A handful of Perry's work was included in the Royal Academy's Exhibition of British Art in Industry in 1935. Gallery four of the exhibition was dedicated to the designs of furniture and carpets, and the nursery furniture exhibit featured a set of toys created by Perry. Several of the posters she designed for Transport of London were also displayed in the commercial art section of the show. A lacewood doorstop carved by Herry Perry was included in the Arts and Crafts Exhibition Society's 50th Anniversary Exhibition in 1938.

=== Posthumous shows and publications ===
Perry's art continues to be featured in art exhibitions and publications. Most recently, her posters have been included in shows curated specifically to showcase forgotten women designers and artists. The following is an incomplete list of exhibitions and publications that have featured Perry's work since her death in 1962:

- English Poetry of the Second World War by Catherine Reilly, 1986.
- Underground Art: London Transport Posters 1908 to Present by Oliver Green, 2001.
- A Century of Creative Women, London Transport Museum, 2015.
- Poster Girls – A Century of Art and Design, London Transport Museum, 2017.
- I Don't Know Her Name But I Know Her Work, Central Saint Martins, 2017–18.

SOURCE DATA
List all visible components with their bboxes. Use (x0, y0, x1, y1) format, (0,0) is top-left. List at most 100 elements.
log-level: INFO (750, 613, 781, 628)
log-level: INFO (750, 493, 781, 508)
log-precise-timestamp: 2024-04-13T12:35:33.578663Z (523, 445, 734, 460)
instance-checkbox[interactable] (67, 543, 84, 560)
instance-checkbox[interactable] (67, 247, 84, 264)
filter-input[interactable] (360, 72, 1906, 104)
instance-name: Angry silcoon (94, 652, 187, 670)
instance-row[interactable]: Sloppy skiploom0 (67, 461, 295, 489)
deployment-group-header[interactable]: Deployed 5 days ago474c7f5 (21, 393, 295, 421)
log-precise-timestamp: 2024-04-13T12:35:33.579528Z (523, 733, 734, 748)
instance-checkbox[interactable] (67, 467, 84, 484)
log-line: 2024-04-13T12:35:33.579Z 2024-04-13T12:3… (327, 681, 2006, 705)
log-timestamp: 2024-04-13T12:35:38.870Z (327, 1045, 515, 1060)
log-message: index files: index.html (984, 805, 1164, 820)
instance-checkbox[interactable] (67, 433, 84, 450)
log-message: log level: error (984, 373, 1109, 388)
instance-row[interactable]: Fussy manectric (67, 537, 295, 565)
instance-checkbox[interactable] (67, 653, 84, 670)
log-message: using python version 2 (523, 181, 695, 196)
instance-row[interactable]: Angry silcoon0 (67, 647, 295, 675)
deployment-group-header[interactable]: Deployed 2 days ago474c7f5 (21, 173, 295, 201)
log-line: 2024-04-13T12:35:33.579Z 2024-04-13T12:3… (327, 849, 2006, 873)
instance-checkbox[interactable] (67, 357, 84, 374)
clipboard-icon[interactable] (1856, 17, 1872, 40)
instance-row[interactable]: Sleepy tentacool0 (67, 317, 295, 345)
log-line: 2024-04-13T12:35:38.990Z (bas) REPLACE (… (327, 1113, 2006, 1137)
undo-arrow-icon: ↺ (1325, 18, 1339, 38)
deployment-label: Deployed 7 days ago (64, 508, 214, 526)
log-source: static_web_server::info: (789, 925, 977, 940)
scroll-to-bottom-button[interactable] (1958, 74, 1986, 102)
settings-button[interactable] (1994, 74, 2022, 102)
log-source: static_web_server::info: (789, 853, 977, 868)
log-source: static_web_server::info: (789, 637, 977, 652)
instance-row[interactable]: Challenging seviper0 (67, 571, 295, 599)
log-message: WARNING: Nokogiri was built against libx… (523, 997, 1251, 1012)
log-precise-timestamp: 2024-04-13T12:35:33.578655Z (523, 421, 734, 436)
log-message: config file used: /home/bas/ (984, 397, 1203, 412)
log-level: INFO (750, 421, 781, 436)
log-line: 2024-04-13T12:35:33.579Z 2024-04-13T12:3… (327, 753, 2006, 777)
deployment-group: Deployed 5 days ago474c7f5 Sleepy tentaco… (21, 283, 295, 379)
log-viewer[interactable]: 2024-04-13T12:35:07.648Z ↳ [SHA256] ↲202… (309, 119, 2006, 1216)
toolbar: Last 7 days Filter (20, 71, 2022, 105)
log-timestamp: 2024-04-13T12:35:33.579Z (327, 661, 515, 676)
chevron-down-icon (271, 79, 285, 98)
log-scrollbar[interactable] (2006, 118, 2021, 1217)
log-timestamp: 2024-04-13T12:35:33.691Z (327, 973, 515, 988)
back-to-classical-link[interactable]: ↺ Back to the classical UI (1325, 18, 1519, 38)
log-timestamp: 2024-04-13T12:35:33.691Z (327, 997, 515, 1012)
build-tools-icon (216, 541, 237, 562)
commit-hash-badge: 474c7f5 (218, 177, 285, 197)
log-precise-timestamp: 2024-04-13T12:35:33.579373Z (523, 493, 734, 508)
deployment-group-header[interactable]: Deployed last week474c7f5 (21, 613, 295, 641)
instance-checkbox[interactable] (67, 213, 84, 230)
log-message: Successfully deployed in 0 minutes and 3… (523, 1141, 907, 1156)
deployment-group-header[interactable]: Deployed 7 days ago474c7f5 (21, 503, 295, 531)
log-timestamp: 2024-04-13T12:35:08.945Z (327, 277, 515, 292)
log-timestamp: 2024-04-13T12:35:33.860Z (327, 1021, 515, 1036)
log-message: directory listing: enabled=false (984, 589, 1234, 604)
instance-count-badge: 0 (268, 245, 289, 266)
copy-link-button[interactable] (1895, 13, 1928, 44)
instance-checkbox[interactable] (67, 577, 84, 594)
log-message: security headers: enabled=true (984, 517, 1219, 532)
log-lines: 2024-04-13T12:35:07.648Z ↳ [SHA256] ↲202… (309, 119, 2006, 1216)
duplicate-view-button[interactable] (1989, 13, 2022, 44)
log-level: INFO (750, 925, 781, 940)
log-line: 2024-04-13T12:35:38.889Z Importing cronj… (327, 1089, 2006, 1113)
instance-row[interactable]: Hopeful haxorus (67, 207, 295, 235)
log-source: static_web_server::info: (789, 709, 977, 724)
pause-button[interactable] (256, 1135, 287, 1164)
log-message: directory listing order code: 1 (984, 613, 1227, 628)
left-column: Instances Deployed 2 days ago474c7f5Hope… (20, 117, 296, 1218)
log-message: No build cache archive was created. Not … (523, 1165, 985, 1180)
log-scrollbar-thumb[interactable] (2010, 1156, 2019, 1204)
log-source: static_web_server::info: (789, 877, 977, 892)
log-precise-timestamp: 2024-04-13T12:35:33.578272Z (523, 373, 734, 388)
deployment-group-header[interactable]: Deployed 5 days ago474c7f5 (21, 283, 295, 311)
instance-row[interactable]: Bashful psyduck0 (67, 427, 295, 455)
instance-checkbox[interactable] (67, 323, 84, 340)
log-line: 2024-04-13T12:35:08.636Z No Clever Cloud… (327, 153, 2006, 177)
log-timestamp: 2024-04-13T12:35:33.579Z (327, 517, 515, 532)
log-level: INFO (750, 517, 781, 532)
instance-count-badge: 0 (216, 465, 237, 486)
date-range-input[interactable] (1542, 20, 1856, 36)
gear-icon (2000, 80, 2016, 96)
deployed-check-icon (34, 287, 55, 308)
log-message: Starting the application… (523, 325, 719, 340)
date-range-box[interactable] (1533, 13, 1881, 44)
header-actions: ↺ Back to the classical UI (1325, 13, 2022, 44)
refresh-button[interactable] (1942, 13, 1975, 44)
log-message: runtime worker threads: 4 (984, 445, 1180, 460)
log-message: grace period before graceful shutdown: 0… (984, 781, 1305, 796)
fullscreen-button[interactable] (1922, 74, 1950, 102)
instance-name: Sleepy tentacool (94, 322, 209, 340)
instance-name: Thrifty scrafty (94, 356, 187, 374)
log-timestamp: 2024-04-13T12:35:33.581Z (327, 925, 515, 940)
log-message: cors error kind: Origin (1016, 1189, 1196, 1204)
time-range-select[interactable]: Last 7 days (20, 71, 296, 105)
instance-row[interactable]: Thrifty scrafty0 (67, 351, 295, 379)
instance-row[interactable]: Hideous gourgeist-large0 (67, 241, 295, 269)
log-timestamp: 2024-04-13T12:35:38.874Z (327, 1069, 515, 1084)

QUESTIONS
• 1. In the passage on Herry Perry's exhibitions, which gallery of the 1935 Royal Academy exhibition was devoted to furniture and carpet designs?
• 2. Do these statements agree with the passage on Herry Perry's exhibitions? Answer yes or no for each, quoting the words that decide it.
(a) A doorstop carved by Perry appeared in an exhibition in 1938.
(b) Perry's Transport of London posters were shown in the furniture section of the 1935 show.
(c) Poster Girls – A Century of Art and Design was held at Central Saint Martins.
• 3. Continue the passage on Herry Perry's exhibitions from the point where it stops.
The records were taken from a different source than the passage on Herry Perry's exhibitions.

EXPECTED RESULTS
• 1. Gallery four.

• 2.
(a) Yes: "A lacewood doorstop carved by Herry Perry was included in the Arts and Crafts Exhibition Society's 50th Anniversary Exhibition in 1938."
(b) No: "Several of the posters she designed for Transport of London were also displayed in the commercial art section of the show."
(c) No: "Poster Girls – A Century of Art and Design, London Transport Museum, 2017."

• 3.
== Collections ==
The London Transport Museum holds the largest public collection of Perry's work, and regularly offers lectures and educational opportunities that include information about her travel posters. The museum counts nearly one hundred of her works in its collections, including original maps, posters, and book illustrations. Her work can also be found at the Yale Center for British Art, the Museum of Modern Art, the Victoria and Albert Museum, and the University of the Arts London.

=== Maps ===

- A New Chart of the Royal Zoological Society's Gardens in Regent's Park, commonly called The Zoo, 1927, Zoological Society of London.
- Morden (London Underground), 1929, Victoria and Albert Museum.
- Kew (London Underground), 1929, London Transport Museum.
- Hounslow (London Underground), 1929, London Transport Museum.
- South Harrow (London Underground), 1929, London Transport Museum.
- Edgware (London Underground), 1929, London Transport Museum.
- London: Thou Art The Flower of Cities All (Great Western Railway), 1929, London Transport Museum.

=== Posters ===

- The Empire Under One Roof at The Imperial Institute, 1927, London Transport Museum.
- Chestnut Sunday, 1931, London Transport Museum.
- Orpheus at Whipsnade, 1933, London Transport Museum.
- The Royal Tournament, 1935, Museum of Modern Art.
- Boat Race, 6 April, 2:45 pm, 1935, London Transport Museum.
- Cruft's Dog Show, 1937, Victoria and Albert Museum.
- Country Joys from Victoria Station, 1930, Yale Center for British Art.

=== Other art ===

- Central School Print, 1925, University of the Arts London.
- Lawrence and the Arabs by Robert Graves (maps), 1927, Mannerheim Museum.
- Safety first, High Street, Ellesmore, c. 1928, University of the Arts London.
- Japanese Garden at The National Stud, 1930, Victoria and Albert Museum.
- Valentine's Day greetings telegram, 1939, The Postal Museum London.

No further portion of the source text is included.